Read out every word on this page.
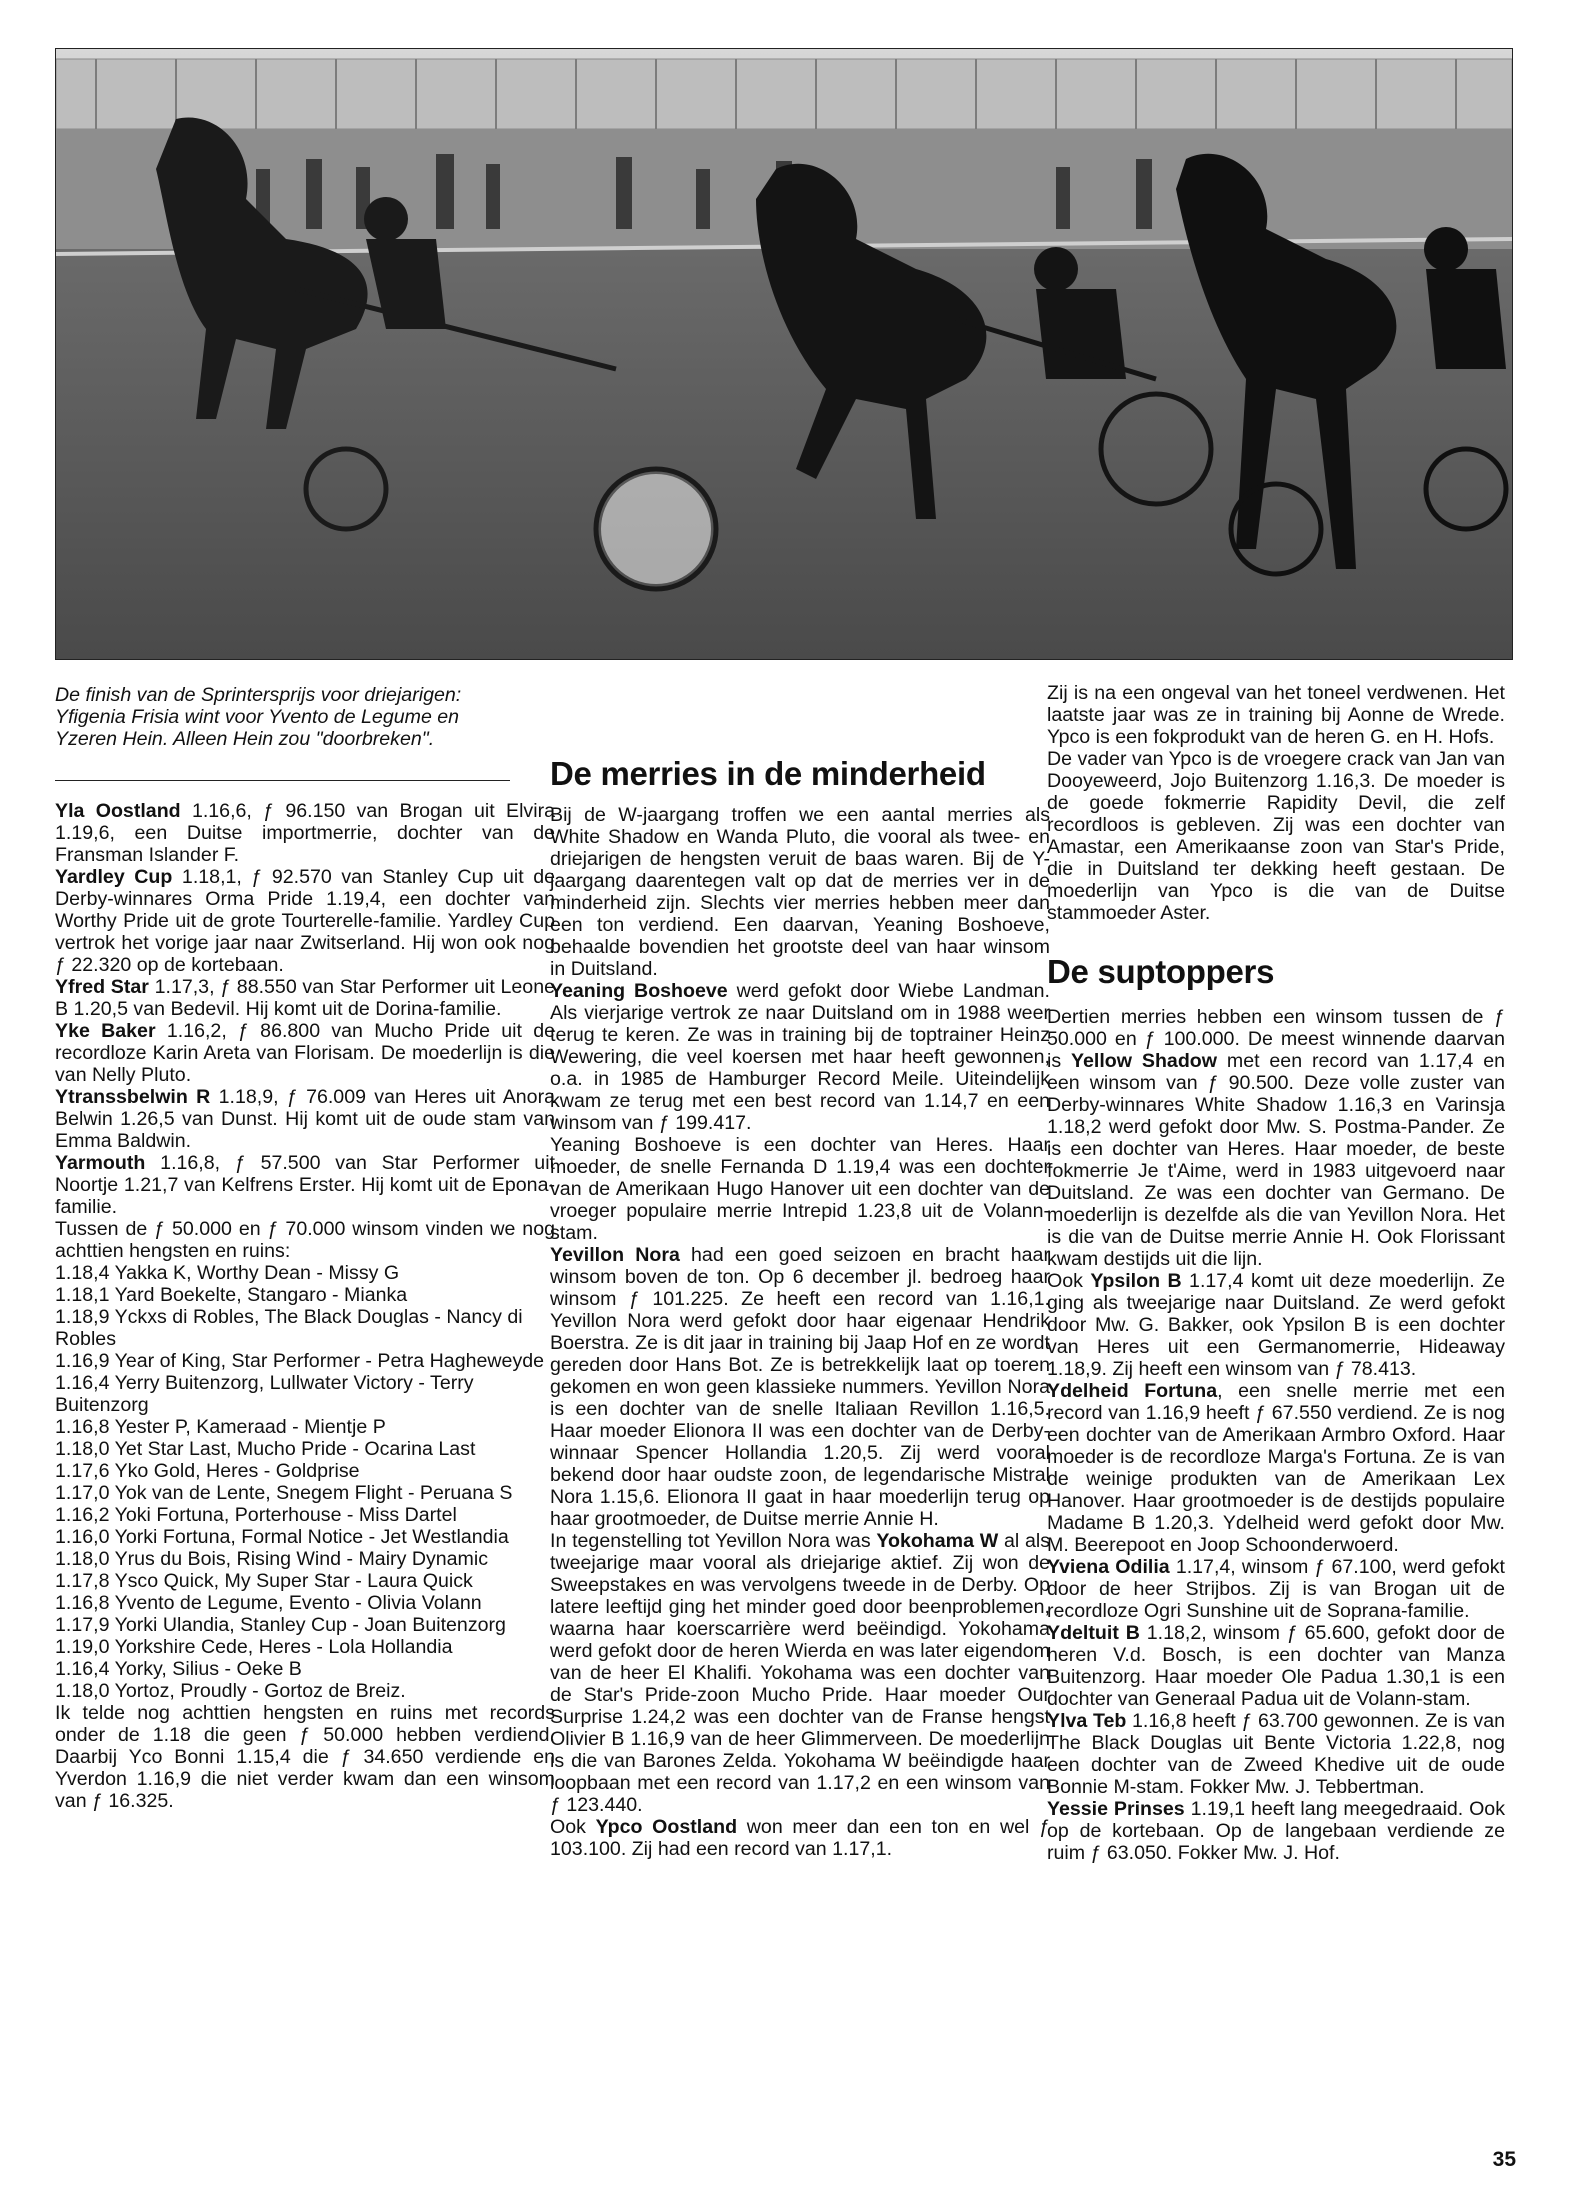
De finish van de Sprintersprijs voor driejarigen: Yfigenia Frisia wint voor Yvento de Legume en Yzeren Hein. Alleen Hein zou "doorbreken".

Yla Oostland 1.16,6, ƒ 96.150 van Brogan uit Elvira 1.19,6, een Duitse importmerrie, dochter van de Fransman Islander F.

Yardley Cup 1.18,1, ƒ 92.570 van Stanley Cup uit de Derby-winnares Orma Pride 1.19,4, een dochter van Worthy Pride uit de grote Tourterelle-familie. Yardley Cup vertrok het vorige jaar naar Zwitserland. Hij won ook nog ƒ 22.320 op de kortebaan.

Yfred Star 1.17,3, ƒ 88.550 van Star Performer uit Leone B 1.20,5 van Bedevil. Hij komt uit de Dorina-familie.

Yke Baker 1.16,2, ƒ 86.800 van Mucho Pride uit de recordloze Karin Areta van Florisam. De moederlijn is die van Nelly Pluto.

Ytranssbelwin R 1.18,9, ƒ 76.009 van Heres uit Anora Belwin 1.26,5 van Dunst. Hij komt uit de oude stam van Emma Baldwin.

Yarmouth 1.16,8, ƒ 57.500 van Star Performer uit Noortje 1.21,7 van Kelfrens Erster. Hij komt uit de Epona-familie.

Tussen de ƒ 50.000 en ƒ 70.000 winsom vinden we nog achttien hengsten en ruins:

1.18,4 Yakka K, Worthy Dean - Missy G
1.18,1 Yard Boekelte, Stangaro - Mianka
1.18,9 Yckxs di Robles, The Black Douglas - Nancy di Robles
1.16,9 Year of King, Star Performer - Petra Hagheweyde
1.16,4 Yerry Buitenzorg, Lullwater Victory - Terry Buitenzorg
1.16,8 Yester P, Kameraad - Mientje P
1.18,0 Yet Star Last, Mucho Pride - Ocarina Last
1.17,6 Yko Gold, Heres - Goldprise
1.17,0 Yok van de Lente, Snegem Flight - Peruana S
1.16,2 Yoki Fortuna, Porterhouse - Miss Dartel
1.16,0 Yorki Fortuna, Formal Notice - Jet Westlandia
1.18,0 Yrus du Bois, Rising Wind - Mairy Dynamic
1.17,8 Ysco Quick, My Super Star - Laura Quick
1.16,8 Yvento de Legume, Evento - Olivia Volann
1.17,9 Yorki Ulandia, Stanley Cup - Joan Buitenzorg
1.19,0 Yorkshire Cede, Heres - Lola Hollandia
1.16,4 Yorky, Silius - Oeke B
1.18,0 Yortoz, Proudly - Gortoz de Breiz.

Ik telde nog achttien hengsten en ruins met records onder de 1.18 die geen ƒ 50.000 hebben verdiend. Daarbij Yco Bonni 1.15,4 die ƒ 34.650 verdiende en Yverdon 1.16,9 die niet verder kwam dan een winsom van ƒ 16.325.

De merries in de minderheid

Bij de W-jaargang troffen we een aantal merries als White Shadow en Wanda Pluto, die vooral als twee- en driejarigen de hengsten veruit de baas waren. Bij de Y-jaargang daarentegen valt op dat de merries ver in de minderheid zijn. Slechts vier merries hebben meer dan een ton verdiend. Een daarvan, Yeaning Boshoeve, behaalde bovendien het grootste deel van haar winsom in Duitsland.

Yeaning Boshoeve werd gefokt door Wiebe Landman. Als vierjarige vertrok ze naar Duitsland om in 1988 weer terug te keren. Ze was in training bij de toptrainer Heinz Wewering, die veel koersen met haar heeft gewonnen, o.a. in 1985 de Hamburger Record Meile. Uiteindelijk kwam ze terug met een best record van 1.14,7 en een winsom van ƒ 199.417.

Yeaning Boshoeve is een dochter van Heres. Haar moeder, de snelle Fernanda D 1.19,4 was een dochter van de Amerikaan Hugo Hanover uit een dochter van de vroeger populaire merrie Intrepid 1.23,8 uit de Volann-stam.

Yevillon Nora had een goed seizoen en bracht haar winsom boven de ton. Op 6 december jl. bedroeg haar winsom ƒ 101.225. Ze heeft een record van 1.16,1. Yevillon Nora werd gefokt door haar eigenaar Hendrik Boerstra. Ze is dit jaar in training bij Jaap Hof en ze wordt gereden door Hans Bot. Ze is betrekkelijk laat op toeren gekomen en won geen klassieke nummers. Yevillon Nora is een dochter van de snelle Italiaan Revillon 1.16,5. Haar moeder Elionora II was een dochter van de Derby-winnaar Spencer Hollandia 1.20,5. Zij werd vooral bekend door haar oudste zoon, de legendarische Mistral Nora 1.15,6. Elionora II gaat in haar moederlijn terug op haar grootmoeder, de Duitse merrie Annie H.

In tegenstelling tot Yevillon Nora was Yokohama W al als tweejarige maar vooral als driejarige aktief. Zij won de Sweepstakes en was vervolgens tweede in de Derby. Op latere leeftijd ging het minder goed door beenproblemen, waarna haar koerscarrière werd beëindigd. Yokohama werd gefokt door de heren Wierda en was later eigendom van de heer El Khalifi. Yokohama was een dochter van de Star's Pride-zoon Mucho Pride. Haar moeder Our Surprise 1.24,2 was een dochter van de Franse hengst Olivier B 1.16,9 van de heer Glimmerveen. De moederlijn is die van Barones Zelda. Yokohama W beëindigde haar loopbaan met een record van 1.17,2 en een winsom van ƒ 123.440.

Ook Ypco Oostland won meer dan een ton en wel ƒ 103.100. Zij had een record van 1.17,1.

Zij is na een ongeval van het toneel verdwenen. Het laatste jaar was ze in training bij Aonne de Wrede. Ypco is een fokprodukt van de heren G. en H. Hofs.

De vader van Ypco is de vroegere crack van Jan van Dooyeweerd, Jojo Buitenzorg 1.16,3. De moeder is de goede fokmerrie Rapidity Devil, die zelf recordloos is gebleven. Zij was een dochter van Amastar, een Amerikaanse zoon van Star's Pride, die in Duitsland ter dekking heeft gestaan. De moederlijn van Ypco is die van de Duitse stammoeder Aster.

De suptoppers

Dertien merries hebben een winsom tussen de ƒ 50.000 en ƒ 100.000. De meest winnende daarvan is Yellow Shadow met een record van 1.17,4 en een winsom van ƒ 90.500. Deze volle zuster van Derby-winnares White Shadow 1.16,3 en Varinsja 1.18,2 werd gefokt door Mw. S. Postma-Pander. Ze is een dochter van Heres. Haar moeder, de beste fokmerrie Je t'Aime, werd in 1983 uitgevoerd naar Duitsland. Ze was een dochter van Germano. De moederlijn is dezelfde als die van Yevillon Nora. Het is die van de Duitse merrie Annie H. Ook Florissant kwam destijds uit die lijn.

Ook Ypsilon B 1.17,4 komt uit deze moederlijn. Ze ging als tweejarige naar Duitsland. Ze werd gefokt door Mw. G. Bakker, ook Ypsilon B is een dochter van Heres uit een Germanomerrie, Hideaway 1.18,9. Zij heeft een winsom van ƒ 78.413.

Ydelheid Fortuna, een snelle merrie met een record van 1.16,9 heeft ƒ 67.550 verdiend. Ze is nog een dochter van de Amerikaan Armbro Oxford. Haar moeder is de recordloze Marga's Fortuna. Ze is van de weinige produkten van de Amerikaan Lex Hanover. Haar grootmoeder is de destijds populaire Madame B 1.20,3. Ydelheid werd gefokt door Mw. M. Beerepoot en Joop Schoonderwoerd.

Yviena Odilia 1.17,4, winsom ƒ 67.100, werd gefokt door de heer Strijbos. Zij is van Brogan uit de recordloze Ogri Sunshine uit de Soprana-familie.

Ydeltuit B 1.18,2, winsom ƒ 65.600, gefokt door de heren V.d. Bosch, is een dochter van Manza Buitenzorg. Haar moeder Ole Padua 1.30,1 is een dochter van Generaal Padua uit de Volann-stam.

Ylva Teb 1.16,8 heeft ƒ 63.700 gewonnen. Ze is van The Black Douglas uit Bente Victoria 1.22,8, nog een dochter van de Zweed Khedive uit de oude Bonnie M-stam. Fokker Mw. J. Tebbertman.

Yessie Prinses 1.19,1 heeft lang meegedraaid. Ook op de kortebaan. Op de langebaan verdiende ze ruim ƒ 63.050. Fokker Mw. J. Hof.

35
· · · · · · ·
Review the preceding data and report every line that includes the string "fokmerrie".

> **Written reply**
De vader van Ypco is de vroegere crack van Jan van Dooyeweerd, Jojo Buitenzorg 1.16,3. De moeder is de goede fokmerrie Rapidity Devil, die zelf recordloos is gebleven. Zij was een dochter van Amastar, een Amerikaanse zoon van Star's Pride, die in Duitsland ter dekking heeft gestaan. De moederlijn van Ypco is die van de Duitse stammoeder Aster.
Dertien merries hebben een winsom tussen de ƒ 50.000 en ƒ 100.000. De meest winnende daarvan is Yellow Shadow met een record van 1.17,4 en een winsom van ƒ 90.500. Deze volle zuster van Derby-winnares White Shadow 1.16,3 en Varinsja 1.18,2 werd gefokt door Mw. S. Postma-Pander. Ze is een dochter van Heres. Haar moeder, de beste fokmerrie Je t'Aime, werd in 1983 uitgevoerd naar Duitsland. Ze was een dochter van Germano. De moederlijn is dezelfde als die van Yevillon Nora. Het is die van de Duitse merrie Annie H. Ook Florissant kwam destijds uit die lijn.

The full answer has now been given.